[begin Extracted material]
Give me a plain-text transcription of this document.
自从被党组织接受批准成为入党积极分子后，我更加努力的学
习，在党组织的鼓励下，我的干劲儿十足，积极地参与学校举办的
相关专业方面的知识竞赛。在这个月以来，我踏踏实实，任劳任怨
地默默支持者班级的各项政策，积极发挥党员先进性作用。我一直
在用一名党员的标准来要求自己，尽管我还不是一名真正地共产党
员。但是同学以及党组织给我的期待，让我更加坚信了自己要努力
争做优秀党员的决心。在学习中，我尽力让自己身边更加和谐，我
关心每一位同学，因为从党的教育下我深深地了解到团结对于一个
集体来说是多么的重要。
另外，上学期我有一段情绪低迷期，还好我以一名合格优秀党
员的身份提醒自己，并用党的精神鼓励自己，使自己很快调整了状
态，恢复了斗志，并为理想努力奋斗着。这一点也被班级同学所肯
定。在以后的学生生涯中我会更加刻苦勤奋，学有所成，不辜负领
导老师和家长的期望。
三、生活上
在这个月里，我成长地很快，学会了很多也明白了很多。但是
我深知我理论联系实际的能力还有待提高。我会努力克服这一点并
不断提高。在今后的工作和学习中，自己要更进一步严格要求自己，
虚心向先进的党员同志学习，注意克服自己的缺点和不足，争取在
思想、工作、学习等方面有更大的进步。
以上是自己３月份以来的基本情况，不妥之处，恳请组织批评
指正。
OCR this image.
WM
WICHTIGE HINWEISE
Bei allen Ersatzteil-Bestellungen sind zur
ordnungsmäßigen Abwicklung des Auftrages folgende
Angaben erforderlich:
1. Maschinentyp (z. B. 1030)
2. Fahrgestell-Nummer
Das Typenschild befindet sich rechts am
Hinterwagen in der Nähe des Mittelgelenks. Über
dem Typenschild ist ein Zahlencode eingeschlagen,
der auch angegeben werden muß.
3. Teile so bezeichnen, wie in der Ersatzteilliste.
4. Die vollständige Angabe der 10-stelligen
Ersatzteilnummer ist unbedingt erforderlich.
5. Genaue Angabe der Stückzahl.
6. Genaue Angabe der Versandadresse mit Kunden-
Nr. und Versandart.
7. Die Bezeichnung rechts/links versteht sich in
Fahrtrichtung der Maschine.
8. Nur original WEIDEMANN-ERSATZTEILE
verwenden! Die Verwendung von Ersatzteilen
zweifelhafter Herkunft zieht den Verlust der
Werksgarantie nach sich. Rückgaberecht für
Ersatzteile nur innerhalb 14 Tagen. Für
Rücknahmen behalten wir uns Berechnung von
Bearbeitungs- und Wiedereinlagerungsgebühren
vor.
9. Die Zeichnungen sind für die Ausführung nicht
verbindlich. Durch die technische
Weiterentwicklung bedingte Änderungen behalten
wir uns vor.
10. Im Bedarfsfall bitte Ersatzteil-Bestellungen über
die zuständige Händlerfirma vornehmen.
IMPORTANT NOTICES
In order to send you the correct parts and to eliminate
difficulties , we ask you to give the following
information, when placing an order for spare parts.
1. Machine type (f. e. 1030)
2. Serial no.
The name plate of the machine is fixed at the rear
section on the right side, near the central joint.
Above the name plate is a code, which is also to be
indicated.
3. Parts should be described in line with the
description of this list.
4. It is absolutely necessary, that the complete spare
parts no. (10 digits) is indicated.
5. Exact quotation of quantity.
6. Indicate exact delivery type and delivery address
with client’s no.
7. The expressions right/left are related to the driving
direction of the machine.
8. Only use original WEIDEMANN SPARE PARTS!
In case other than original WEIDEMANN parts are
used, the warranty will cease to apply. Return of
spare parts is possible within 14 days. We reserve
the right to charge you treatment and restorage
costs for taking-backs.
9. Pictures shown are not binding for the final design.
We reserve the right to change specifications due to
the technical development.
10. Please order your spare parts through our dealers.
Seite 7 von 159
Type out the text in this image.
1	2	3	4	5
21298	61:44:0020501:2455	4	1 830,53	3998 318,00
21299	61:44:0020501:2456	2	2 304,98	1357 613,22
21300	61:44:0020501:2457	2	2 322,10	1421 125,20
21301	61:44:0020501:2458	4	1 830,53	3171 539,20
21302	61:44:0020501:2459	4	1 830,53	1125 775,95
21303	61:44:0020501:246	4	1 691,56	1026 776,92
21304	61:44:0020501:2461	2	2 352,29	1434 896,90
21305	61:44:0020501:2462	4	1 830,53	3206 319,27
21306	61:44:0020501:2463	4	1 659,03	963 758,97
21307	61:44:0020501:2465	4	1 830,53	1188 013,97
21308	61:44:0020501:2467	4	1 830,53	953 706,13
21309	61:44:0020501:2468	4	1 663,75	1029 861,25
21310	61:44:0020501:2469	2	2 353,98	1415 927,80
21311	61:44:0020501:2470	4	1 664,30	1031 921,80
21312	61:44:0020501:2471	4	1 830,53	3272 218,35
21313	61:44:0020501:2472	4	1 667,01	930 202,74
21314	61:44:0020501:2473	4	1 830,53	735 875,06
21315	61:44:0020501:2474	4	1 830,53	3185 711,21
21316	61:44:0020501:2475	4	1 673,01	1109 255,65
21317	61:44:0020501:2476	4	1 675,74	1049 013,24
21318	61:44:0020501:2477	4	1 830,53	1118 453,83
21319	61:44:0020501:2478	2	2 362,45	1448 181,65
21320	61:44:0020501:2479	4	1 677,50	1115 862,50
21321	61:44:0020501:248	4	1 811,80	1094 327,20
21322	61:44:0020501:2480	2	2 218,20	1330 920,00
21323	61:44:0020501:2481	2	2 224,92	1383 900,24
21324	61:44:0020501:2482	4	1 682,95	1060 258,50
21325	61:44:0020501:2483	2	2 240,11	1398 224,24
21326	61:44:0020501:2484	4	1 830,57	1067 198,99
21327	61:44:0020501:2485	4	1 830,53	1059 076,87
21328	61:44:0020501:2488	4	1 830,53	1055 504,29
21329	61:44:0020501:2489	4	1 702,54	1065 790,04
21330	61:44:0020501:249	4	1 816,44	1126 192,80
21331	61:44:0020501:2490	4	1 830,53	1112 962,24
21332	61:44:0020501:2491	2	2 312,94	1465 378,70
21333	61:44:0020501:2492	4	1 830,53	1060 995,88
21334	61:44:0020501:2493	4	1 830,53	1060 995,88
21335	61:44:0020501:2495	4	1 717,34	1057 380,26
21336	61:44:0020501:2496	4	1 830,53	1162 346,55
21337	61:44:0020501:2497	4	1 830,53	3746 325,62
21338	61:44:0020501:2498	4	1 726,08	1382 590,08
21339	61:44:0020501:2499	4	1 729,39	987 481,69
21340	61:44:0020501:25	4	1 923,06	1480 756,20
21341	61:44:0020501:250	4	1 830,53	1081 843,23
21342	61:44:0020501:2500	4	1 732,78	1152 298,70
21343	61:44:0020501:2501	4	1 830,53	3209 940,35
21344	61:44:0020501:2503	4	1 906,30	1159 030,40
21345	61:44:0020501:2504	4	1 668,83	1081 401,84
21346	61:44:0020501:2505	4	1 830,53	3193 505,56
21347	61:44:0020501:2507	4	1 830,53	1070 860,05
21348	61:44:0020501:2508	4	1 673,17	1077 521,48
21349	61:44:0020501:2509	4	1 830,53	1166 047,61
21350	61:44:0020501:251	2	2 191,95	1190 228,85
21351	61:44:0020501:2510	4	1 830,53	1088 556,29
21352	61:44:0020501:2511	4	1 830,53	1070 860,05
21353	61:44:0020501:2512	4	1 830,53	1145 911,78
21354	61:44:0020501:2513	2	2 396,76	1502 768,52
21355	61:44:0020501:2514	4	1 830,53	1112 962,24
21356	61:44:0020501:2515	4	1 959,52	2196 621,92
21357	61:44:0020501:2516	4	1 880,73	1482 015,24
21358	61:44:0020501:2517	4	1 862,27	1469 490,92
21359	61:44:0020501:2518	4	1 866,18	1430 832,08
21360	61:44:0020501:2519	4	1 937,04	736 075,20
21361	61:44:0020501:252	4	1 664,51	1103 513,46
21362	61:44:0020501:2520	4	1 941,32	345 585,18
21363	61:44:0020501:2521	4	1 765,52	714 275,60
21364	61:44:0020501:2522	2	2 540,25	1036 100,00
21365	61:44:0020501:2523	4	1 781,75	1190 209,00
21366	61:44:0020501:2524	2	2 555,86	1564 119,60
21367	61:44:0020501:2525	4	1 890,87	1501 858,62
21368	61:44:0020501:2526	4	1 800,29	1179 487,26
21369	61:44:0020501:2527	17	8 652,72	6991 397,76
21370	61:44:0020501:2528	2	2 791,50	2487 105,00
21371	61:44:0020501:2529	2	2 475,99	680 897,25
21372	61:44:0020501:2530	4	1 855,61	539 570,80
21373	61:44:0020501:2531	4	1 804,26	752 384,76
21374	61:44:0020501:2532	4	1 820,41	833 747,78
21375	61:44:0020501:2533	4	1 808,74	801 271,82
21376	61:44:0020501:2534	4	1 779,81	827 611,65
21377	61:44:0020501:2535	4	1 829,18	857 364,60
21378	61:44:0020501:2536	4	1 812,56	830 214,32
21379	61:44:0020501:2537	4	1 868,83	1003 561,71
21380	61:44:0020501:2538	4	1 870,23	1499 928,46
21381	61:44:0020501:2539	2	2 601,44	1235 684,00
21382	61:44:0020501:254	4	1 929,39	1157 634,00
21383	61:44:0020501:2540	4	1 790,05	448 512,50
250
[end Extracted material]
» **Short exercise**:
How many lines in these records hold the string "erforderlich"? Reply with the number alone.

» **Solution for this task**:
2